Saved data entries:
•••
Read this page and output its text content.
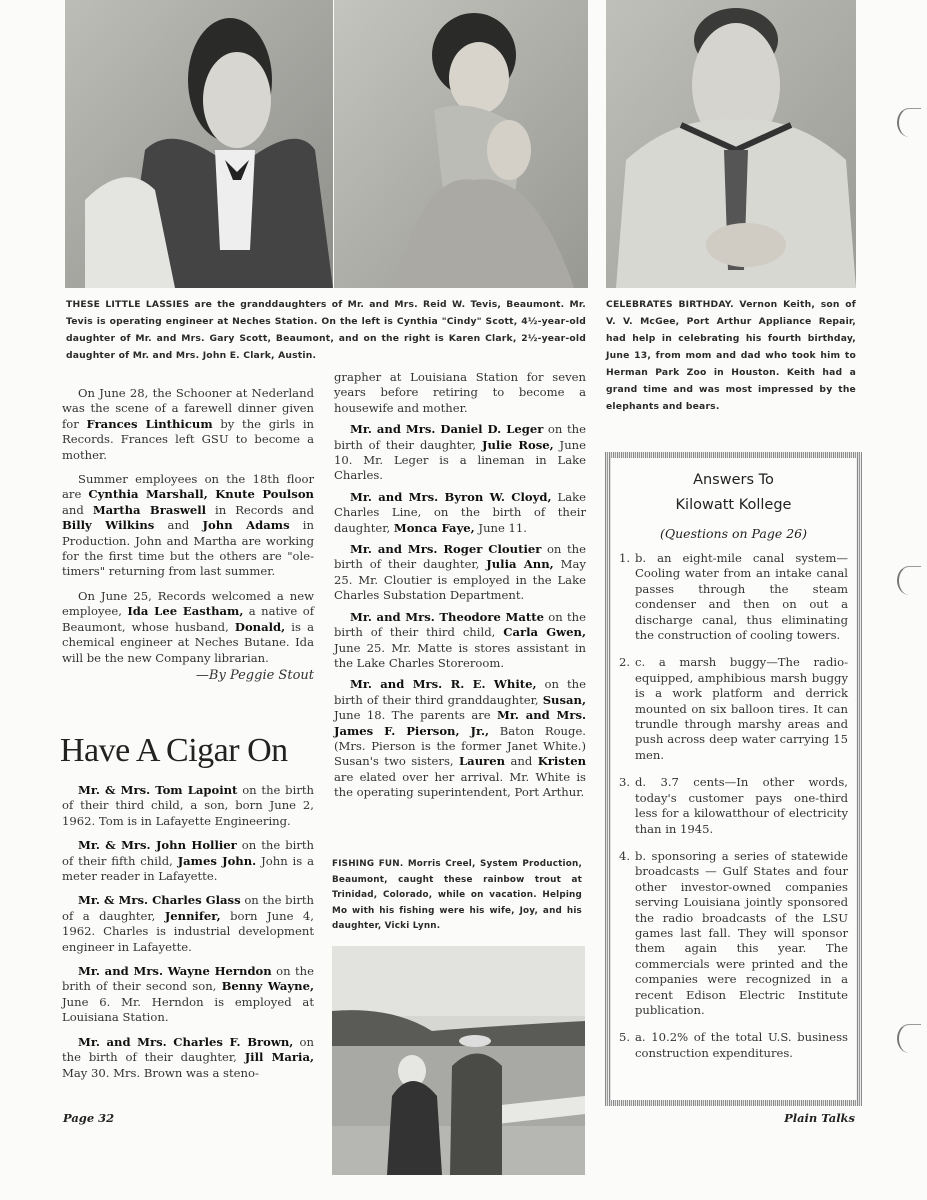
THESE LITTLE LASSIES are the granddaughters of Mr. and Mrs. Reid W. Tevis, Beaumont. Mr. Tevis is operating engineer at Neches Station. On the left is Cynthia "Cindy" Scott, 4½-year-old daughter of Mr. and Mrs. Gary Scott, Beaumont, and on the right is Karen Clark, 2½-year-old daughter of Mr. and Mrs. John E. Clark, Austin.
CELEBRATES BIRTHDAY. Vernon Keith, son of V. V. McGee, Port Arthur Appliance Repair, had help in celebrating his fourth birthday, June 13, from mom and dad who took him to Herman Park Zoo in Houston. Keith had a grand time and was most impressed by the elephants and bears.

On June 28, the Schooner at Nederland was the scene of a farewell dinner given for Frances Linthicum by the girls in Records. Frances left GSU to become a mother.

Summer employees on the 18th floor are Cynthia Marshall, Knute Poulson and Martha Braswell in Records and Billy Wilkins and John Adams in Production. John and Martha are working for the first time but the others are "ole-timers" returning from last summer.

On June 25, Records welcomed a new employee, Ida Lee Eastham, a native of Beaumont, whose husband, Donald, is a chemical engineer at Neches Butane. Ida will be the new Company librarian.

—By Peggie Stout
Have A Cigar On

Mr. & Mrs. Tom Lapoint on the birth of their third child, a son, born June 2, 1962. Tom is in Lafayette Engineering.

Mr. & Mrs. John Hollier on the birth of their fifth child, James John. John is a meter reader in Lafayette.

Mr. & Mrs. Charles Glass on the birth of a daughter, Jennifer, born June 4, 1962. Charles is industrial development engineer in Lafayette.

Mr. and Mrs. Wayne Herndon on the brith of their second son, Benny Wayne, June 6. Mr. Herndon is employed at Louisiana Station.

Mr. and Mrs. Charles F. Brown, on the birth of their daughter, Jill Maria, May 30. Mrs. Brown was a steno-

grapher at Louisiana Station for seven years before retiring to become a housewife and mother.

Mr. and Mrs. Daniel D. Leger on the birth of their daughter, Julie Rose, June 10. Mr. Leger is a lineman in Lake Charles.

Mr. and Mrs. Byron W. Cloyd, Lake Charles Line, on the birth of their daughter, Monca Faye, June 11.

Mr. and Mrs. Roger Cloutier on the birth of their daughter, Julia Ann, May 25. Mr. Cloutier is employed in the Lake Charles Substation Department.

Mr. and Mrs. Theodore Matte on the birth of their third child, Carla Gwen, June 25. Mr. Matte is stores assistant in the Lake Charles Storeroom.

Mr. and Mrs. R. E. White, on the birth of their third granddaughter, Susan, June 18. The parents are Mr. and Mrs. James F. Pierson, Jr., Baton Rouge. (Mrs. Pierson is the former Janet White.) Susan's two sisters, Lauren and Kristen are elated over her arrival. Mr. White is the operating superintendent, Port Arthur.

FISHING FUN. Morris Creel, System Production, Beaumont, caught these rainbow trout at Trinidad, Colorado, while on vacation. Helping Mo with his fishing were his wife, Joy, and his daughter, Vicki Lynn.
Answers To
Kilowatt Kollege
(Questions on Page 26)
1. b. an eight-mile canal system—Cooling water from an intake canal passes through the steam condenser and then on out a discharge canal, thus eliminating the construction of cooling towers.
2. c. a marsh buggy—The radio-equipped, amphibious marsh buggy is a work platform and derrick mounted on six balloon tires. It can trundle through marshy areas and push across deep water carrying 15 men.
3. d. 3.7 cents—In other words, today's customer pays one-third less for a kilowatthour of electricity than in 1945.
4. b. sponsoring a series of statewide broadcasts — Gulf States and four other investor-owned companies serving Louisiana jointly sponsored the radio broadcasts of the LSU games last fall. They will sponsor them again this year. The commercials were printed and the companies were recognized in a recent Edison Electric Institute publication.
5. a. 10.2% of the total U.S. business construction expenditures.
Page 32	Plain Talks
•••
YOUR OBJECTIVE
Extract the full listing exactly, with the pictures left out.

CORRECT RESPONSE
Read this page and output its text content.
THESE LITTLE LASSIES are the granddaughters of Mr. and Mrs. Reid W. Tevis, Beaumont. Mr. Tevis is operating engineer at Neches Station. On the left is Cynthia "Cindy" Scott, 4½-year-old daughter of Mr. and Mrs. Gary Scott, Beaumont, and on the right is Karen Clark, 2½-year-old daughter of Mr. and Mrs. John E. Clark, Austin.
CELEBRATES BIRTHDAY. Vernon Keith, son of V. V. McGee, Port Arthur Appliance Repair, had help in celebrating his fourth birthday, June 13, from mom and dad who took him to Herman Park Zoo in Houston. Keith had a grand time and was most impressed by the elephants and bears.

On June 28, the Schooner at Nederland was the scene of a farewell dinner given for Frances Linthicum by the girls in Records. Frances left GSU to become a mother.

Summer employees on the 18th floor are Cynthia Marshall, Knute Poulson and Martha Braswell in Records and Billy Wilkins and John Adams in Production. John and Martha are working for the first time but the others are "ole-timers" returning from last summer.

On June 25, Records welcomed a new employee, Ida Lee Eastham, a native of Beaumont, whose husband, Donald, is a chemical engineer at Neches Butane. Ida will be the new Company librarian.

—By Peggie Stout
Have A Cigar On

Mr. & Mrs. Tom Lapoint on the birth of their third child, a son, born June 2, 1962. Tom is in Lafayette Engineering.

Mr. & Mrs. John Hollier on the birth of their fifth child, James John. John is a meter reader in Lafayette.

Mr. & Mrs. Charles Glass on the birth of a daughter, Jennifer, born June 4, 1962. Charles is industrial development engineer in Lafayette.

Mr. and Mrs. Wayne Herndon on the brith of their second son, Benny Wayne, June 6. Mr. Herndon is employed at Louisiana Station.

Mr. and Mrs. Charles F. Brown, on the birth of their daughter, Jill Maria, May 30. Mrs. Brown was a steno-

grapher at Louisiana Station for seven years before retiring to become a housewife and mother.

Mr. and Mrs. Daniel D. Leger on the birth of their daughter, Julie Rose, June 10. Mr. Leger is a lineman in Lake Charles.

Mr. and Mrs. Byron W. Cloyd, Lake Charles Line, on the birth of their daughter, Monca Faye, June 11.

Mr. and Mrs. Roger Cloutier on the birth of their daughter, Julia Ann, May 25. Mr. Cloutier is employed in the Lake Charles Substation Department.

Mr. and Mrs. Theodore Matte on the birth of their third child, Carla Gwen, June 25. Mr. Matte is stores assistant in the Lake Charles Storeroom.

Mr. and Mrs. R. E. White, on the birth of their third granddaughter, Susan, June 18. The parents are Mr. and Mrs. James F. Pierson, Jr., Baton Rouge. (Mrs. Pierson is the former Janet White.) Susan's two sisters, Lauren and Kristen are elated over her arrival. Mr. White is the operating superintendent, Port Arthur.

FISHING FUN. Morris Creel, System Production, Beaumont, caught these rainbow trout at Trinidad, Colorado, while on vacation. Helping Mo with his fishing were his wife, Joy, and his daughter, Vicki Lynn.
Answers To
Kilowatt Kollege
(Questions on Page 26)
1. b. an eight-mile canal system—Cooling water from an intake canal passes through the steam condenser and then on out a discharge canal, thus eliminating the construction of cooling towers.
2. c. a marsh buggy—The radio-equipped, amphibious marsh buggy is a work platform and derrick mounted on six balloon tires. It can trundle through marshy areas and push across deep water carrying 15 men.
3. d. 3.7 cents—In other words, today's customer pays one-third less for a kilowatthour of electricity than in 1945.
4. b. sponsoring a series of statewide broadcasts — Gulf States and four other investor-owned companies serving Louisiana jointly sponsored the radio broadcasts of the LSU games last fall. They will sponsor them again this year. The commercials were printed and the companies were recognized in a recent Edison Electric Institute publication.
5. a. 10.2% of the total U.S. business construction expenditures.
Page 32	Plain Talks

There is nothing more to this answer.